= Exercise directions =
Write the entries below out again exactly; any picture in them stays out.

Dataset entries
########

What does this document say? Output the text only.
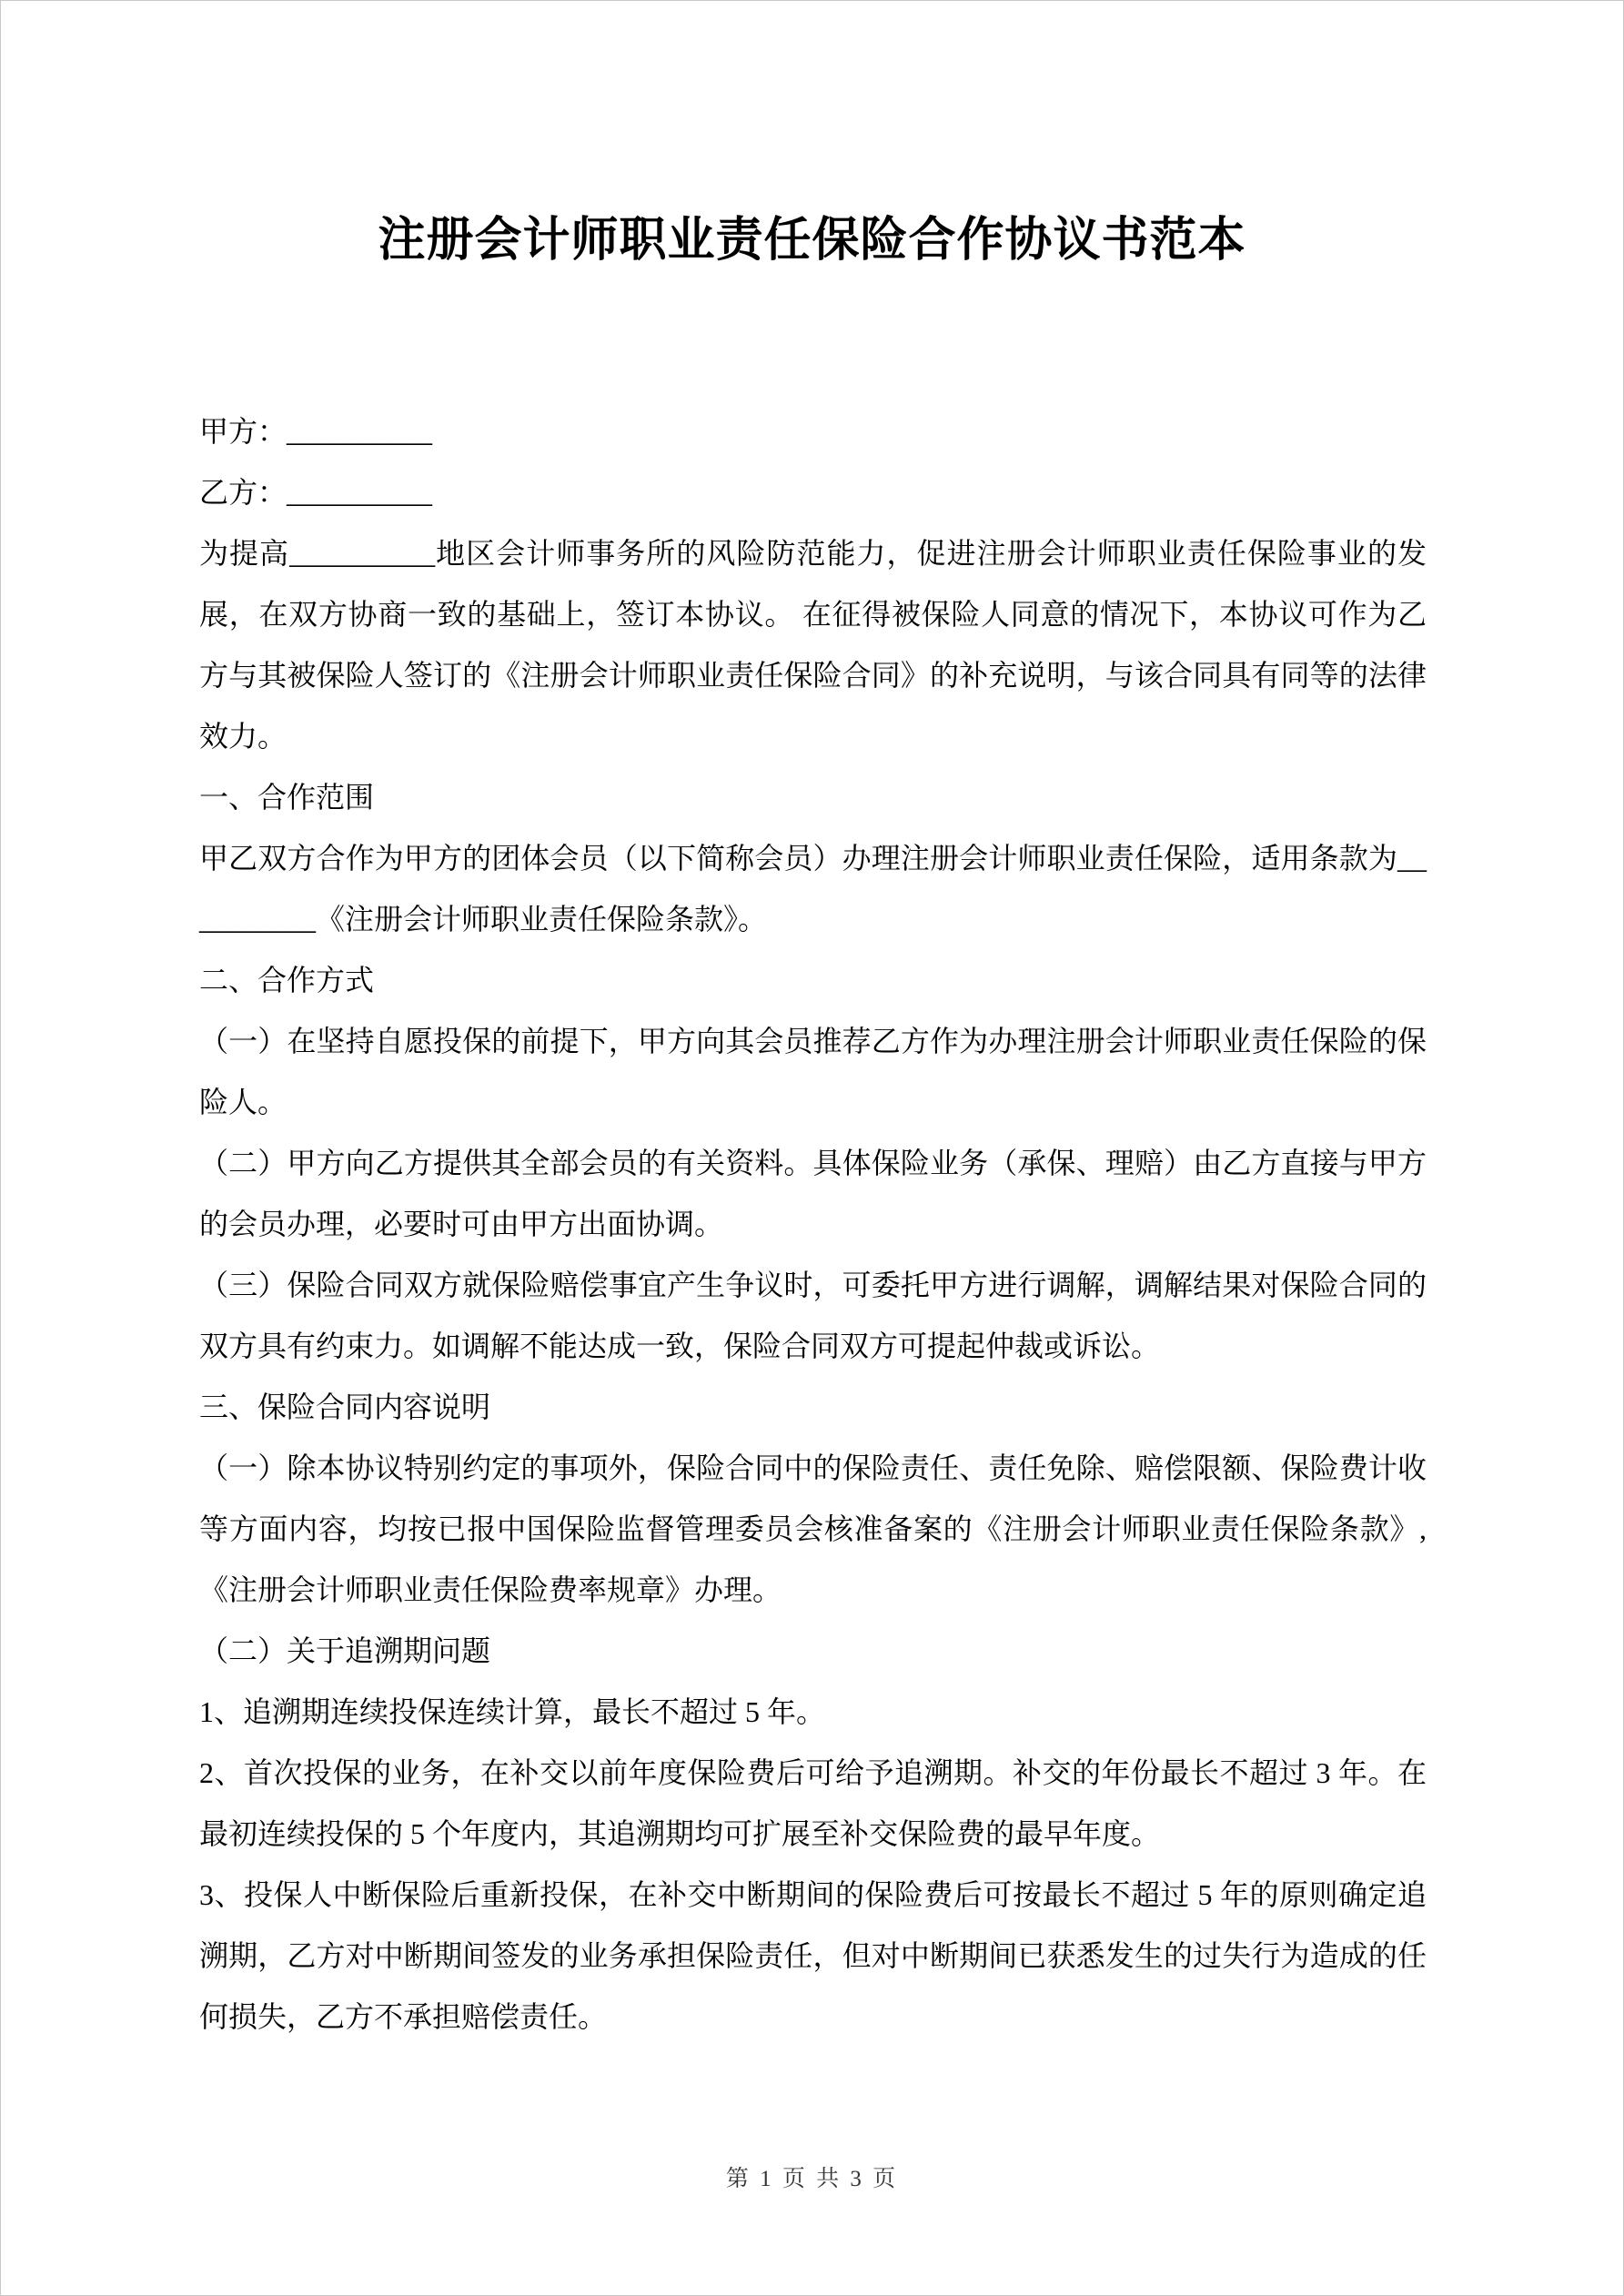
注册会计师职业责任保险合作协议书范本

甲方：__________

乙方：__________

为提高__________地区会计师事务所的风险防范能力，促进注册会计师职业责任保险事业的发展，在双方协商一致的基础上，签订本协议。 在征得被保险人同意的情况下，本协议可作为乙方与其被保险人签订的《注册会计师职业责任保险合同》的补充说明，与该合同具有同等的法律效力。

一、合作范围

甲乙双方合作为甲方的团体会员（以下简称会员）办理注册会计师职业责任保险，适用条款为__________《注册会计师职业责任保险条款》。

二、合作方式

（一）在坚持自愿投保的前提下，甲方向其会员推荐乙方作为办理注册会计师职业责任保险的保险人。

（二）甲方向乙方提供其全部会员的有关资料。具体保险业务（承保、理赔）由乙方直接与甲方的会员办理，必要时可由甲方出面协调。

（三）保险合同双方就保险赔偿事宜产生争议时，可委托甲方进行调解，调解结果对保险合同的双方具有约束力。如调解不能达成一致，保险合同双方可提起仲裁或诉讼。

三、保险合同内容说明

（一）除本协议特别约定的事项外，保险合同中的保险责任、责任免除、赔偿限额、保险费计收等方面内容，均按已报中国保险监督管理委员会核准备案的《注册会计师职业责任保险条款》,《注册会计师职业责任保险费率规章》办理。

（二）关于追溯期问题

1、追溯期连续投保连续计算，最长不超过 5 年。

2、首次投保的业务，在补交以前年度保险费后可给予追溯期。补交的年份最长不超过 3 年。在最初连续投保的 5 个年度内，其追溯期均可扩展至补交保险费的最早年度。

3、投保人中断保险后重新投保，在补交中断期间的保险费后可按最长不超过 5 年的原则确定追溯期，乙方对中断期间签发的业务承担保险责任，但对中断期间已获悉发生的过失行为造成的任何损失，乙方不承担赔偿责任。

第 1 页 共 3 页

########

= Written solution =
What does this document say? Output the text only.
注册会计师职业责任保险合作协议书范本

甲方：__________

乙方：__________

为提高__________地区会计师事务所的风险防范能力，促进注册会计师职业责任保险事业的发展，在双方协商一致的基础上，签订本协议。 在征得被保险人同意的情况下，本协议可作为乙方与其被保险人签订的《注册会计师职业责任保险合同》的补充说明，与该合同具有同等的法律效力。

一、合作范围

甲乙双方合作为甲方的团体会员（以下简称会员）办理注册会计师职业责任保险，适用条款为__________《注册会计师职业责任保险条款》。

二、合作方式

（一）在坚持自愿投保的前提下，甲方向其会员推荐乙方作为办理注册会计师职业责任保险的保险人。

（二）甲方向乙方提供其全部会员的有关资料。具体保险业务（承保、理赔）由乙方直接与甲方的会员办理，必要时可由甲方出面协调。

（三）保险合同双方就保险赔偿事宜产生争议时，可委托甲方进行调解，调解结果对保险合同的双方具有约束力。如调解不能达成一致，保险合同双方可提起仲裁或诉讼。

三、保险合同内容说明

（一）除本协议特别约定的事项外，保险合同中的保险责任、责任免除、赔偿限额、保险费计收等方面内容，均按已报中国保险监督管理委员会核准备案的《注册会计师职业责任保险条款》,《注册会计师职业责任保险费率规章》办理。

（二）关于追溯期问题

1、追溯期连续投保连续计算，最长不超过 5 年。

2、首次投保的业务，在补交以前年度保险费后可给予追溯期。补交的年份最长不超过 3 年。在最初连续投保的 5 个年度内，其追溯期均可扩展至补交保险费的最早年度。

3、投保人中断保险后重新投保，在补交中断期间的保险费后可按最长不超过 5 年的原则确定追溯期，乙方对中断期间签发的业务承担保险责任，但对中断期间已获悉发生的过失行为造成的任何损失，乙方不承担赔偿责任。

第 1 页 共 3 页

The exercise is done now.